[BEGIN Records to use]

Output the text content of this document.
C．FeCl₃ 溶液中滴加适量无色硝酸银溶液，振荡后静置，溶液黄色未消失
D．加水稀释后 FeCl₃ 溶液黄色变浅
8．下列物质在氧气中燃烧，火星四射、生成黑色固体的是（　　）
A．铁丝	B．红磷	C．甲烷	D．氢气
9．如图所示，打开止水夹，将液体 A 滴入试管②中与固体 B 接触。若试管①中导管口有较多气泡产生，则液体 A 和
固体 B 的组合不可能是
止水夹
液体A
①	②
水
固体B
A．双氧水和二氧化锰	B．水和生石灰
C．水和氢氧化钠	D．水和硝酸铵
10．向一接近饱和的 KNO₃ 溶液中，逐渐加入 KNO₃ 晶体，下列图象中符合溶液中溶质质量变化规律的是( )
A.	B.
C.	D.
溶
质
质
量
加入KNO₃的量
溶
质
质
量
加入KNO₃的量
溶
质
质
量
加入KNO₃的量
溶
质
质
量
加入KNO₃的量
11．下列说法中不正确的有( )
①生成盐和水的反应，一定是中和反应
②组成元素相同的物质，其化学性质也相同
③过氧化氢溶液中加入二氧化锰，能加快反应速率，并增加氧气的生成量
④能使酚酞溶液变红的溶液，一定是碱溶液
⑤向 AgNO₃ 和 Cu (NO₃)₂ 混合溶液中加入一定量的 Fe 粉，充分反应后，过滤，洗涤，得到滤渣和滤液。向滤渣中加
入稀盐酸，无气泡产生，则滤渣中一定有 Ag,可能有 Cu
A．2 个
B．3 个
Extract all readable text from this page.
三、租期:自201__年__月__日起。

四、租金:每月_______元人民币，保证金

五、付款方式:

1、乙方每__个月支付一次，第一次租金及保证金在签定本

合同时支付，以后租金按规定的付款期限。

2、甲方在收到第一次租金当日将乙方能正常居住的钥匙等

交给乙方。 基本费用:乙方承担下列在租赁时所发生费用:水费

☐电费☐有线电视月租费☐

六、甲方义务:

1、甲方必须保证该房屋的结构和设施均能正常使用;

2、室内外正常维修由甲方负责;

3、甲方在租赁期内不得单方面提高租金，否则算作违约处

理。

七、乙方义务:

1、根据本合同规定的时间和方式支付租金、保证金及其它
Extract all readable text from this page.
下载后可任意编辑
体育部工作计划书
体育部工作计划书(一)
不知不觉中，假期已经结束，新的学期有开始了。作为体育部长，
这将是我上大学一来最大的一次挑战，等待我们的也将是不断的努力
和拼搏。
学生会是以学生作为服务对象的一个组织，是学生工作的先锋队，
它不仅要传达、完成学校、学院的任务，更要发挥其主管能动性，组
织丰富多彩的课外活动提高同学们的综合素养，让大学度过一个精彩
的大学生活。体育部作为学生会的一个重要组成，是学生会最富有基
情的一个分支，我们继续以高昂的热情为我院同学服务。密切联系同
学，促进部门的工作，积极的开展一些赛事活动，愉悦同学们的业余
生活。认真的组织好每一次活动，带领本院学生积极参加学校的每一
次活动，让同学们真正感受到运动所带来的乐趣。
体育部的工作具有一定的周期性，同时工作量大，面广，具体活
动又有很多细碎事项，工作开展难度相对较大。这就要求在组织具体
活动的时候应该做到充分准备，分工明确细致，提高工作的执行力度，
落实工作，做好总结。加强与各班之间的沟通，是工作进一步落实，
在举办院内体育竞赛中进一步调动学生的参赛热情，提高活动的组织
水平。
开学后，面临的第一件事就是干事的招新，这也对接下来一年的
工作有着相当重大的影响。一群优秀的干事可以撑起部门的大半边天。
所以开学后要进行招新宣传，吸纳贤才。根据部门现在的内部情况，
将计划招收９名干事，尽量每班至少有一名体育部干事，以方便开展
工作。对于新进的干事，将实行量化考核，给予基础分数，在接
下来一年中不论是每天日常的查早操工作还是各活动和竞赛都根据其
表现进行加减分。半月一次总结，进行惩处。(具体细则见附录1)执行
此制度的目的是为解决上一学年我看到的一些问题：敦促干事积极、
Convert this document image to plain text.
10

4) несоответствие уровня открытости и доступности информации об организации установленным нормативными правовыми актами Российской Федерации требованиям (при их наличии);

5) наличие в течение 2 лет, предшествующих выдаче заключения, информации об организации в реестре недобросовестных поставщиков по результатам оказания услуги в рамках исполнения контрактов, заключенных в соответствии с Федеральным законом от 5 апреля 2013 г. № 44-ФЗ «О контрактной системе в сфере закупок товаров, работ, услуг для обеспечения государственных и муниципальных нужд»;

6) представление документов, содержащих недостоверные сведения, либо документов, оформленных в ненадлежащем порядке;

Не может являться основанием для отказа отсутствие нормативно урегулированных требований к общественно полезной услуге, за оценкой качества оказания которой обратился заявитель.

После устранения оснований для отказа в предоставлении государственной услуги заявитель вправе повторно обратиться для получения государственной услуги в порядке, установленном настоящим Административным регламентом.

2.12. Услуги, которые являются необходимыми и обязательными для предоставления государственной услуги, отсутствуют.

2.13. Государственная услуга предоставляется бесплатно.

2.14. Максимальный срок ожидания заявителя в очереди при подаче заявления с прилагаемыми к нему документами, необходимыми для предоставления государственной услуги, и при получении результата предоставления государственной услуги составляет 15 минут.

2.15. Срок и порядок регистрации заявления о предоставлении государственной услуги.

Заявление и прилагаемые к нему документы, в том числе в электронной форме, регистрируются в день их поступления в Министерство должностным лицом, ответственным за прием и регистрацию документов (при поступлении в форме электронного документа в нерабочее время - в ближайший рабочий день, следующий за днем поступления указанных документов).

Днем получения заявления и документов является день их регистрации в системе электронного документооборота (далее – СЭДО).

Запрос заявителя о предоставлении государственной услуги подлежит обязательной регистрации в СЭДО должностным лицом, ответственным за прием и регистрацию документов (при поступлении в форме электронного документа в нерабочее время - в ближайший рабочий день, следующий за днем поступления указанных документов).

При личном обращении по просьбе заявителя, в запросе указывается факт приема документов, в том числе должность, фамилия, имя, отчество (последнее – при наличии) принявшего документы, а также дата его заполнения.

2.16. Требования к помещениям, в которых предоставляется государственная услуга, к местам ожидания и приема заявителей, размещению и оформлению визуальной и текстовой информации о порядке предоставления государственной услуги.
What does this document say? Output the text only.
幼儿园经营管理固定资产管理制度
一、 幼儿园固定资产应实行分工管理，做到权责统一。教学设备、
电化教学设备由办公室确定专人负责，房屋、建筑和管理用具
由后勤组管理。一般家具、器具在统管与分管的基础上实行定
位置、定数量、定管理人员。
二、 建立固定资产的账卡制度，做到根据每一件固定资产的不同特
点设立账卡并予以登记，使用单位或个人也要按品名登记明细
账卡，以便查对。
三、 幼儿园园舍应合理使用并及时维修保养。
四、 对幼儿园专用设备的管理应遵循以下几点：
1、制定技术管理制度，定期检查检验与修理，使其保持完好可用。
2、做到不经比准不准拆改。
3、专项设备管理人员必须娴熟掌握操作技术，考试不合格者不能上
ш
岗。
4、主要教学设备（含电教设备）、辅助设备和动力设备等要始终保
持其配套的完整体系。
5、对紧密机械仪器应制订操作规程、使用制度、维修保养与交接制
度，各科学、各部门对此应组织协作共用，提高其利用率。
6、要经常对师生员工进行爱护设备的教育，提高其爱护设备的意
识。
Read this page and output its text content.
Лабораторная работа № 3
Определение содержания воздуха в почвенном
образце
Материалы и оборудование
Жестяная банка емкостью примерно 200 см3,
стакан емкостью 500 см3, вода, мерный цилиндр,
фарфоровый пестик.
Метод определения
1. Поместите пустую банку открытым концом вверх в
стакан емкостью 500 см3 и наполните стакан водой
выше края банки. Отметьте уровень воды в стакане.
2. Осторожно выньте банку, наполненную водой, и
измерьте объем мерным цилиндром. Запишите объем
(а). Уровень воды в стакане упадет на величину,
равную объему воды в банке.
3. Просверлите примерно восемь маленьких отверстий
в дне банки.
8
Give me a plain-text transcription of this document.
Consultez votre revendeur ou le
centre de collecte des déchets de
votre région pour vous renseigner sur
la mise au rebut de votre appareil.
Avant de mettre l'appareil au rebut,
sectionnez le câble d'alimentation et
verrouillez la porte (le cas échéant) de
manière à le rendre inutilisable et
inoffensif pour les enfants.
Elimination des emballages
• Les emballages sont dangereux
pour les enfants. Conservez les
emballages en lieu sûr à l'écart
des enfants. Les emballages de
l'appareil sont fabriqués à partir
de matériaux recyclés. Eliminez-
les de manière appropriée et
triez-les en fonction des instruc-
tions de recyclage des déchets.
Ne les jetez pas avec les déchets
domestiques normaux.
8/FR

[END Records to use]

(Task statement) Find the string "организации" in the listing and return every line that holds it.

(Final result)
4) несоответствие уровня открытости и доступности информации об организации установленным нормативными правовыми актами Российской Федерации требованиям (при их наличии);
5) наличие в течение 2 лет, предшествующих выдаче заключения, информации об организации в реестре недобросовестных поставщиков по результатам оказания услуги в рамках исполнения контрактов, заключенных в соответствии с Федеральным законом от 5 апреля 2013 г. № 44-ФЗ «О контрактной системе в сфере закупок товаров, работ, услуг для обеспечения государственных и муниципальных нужд»;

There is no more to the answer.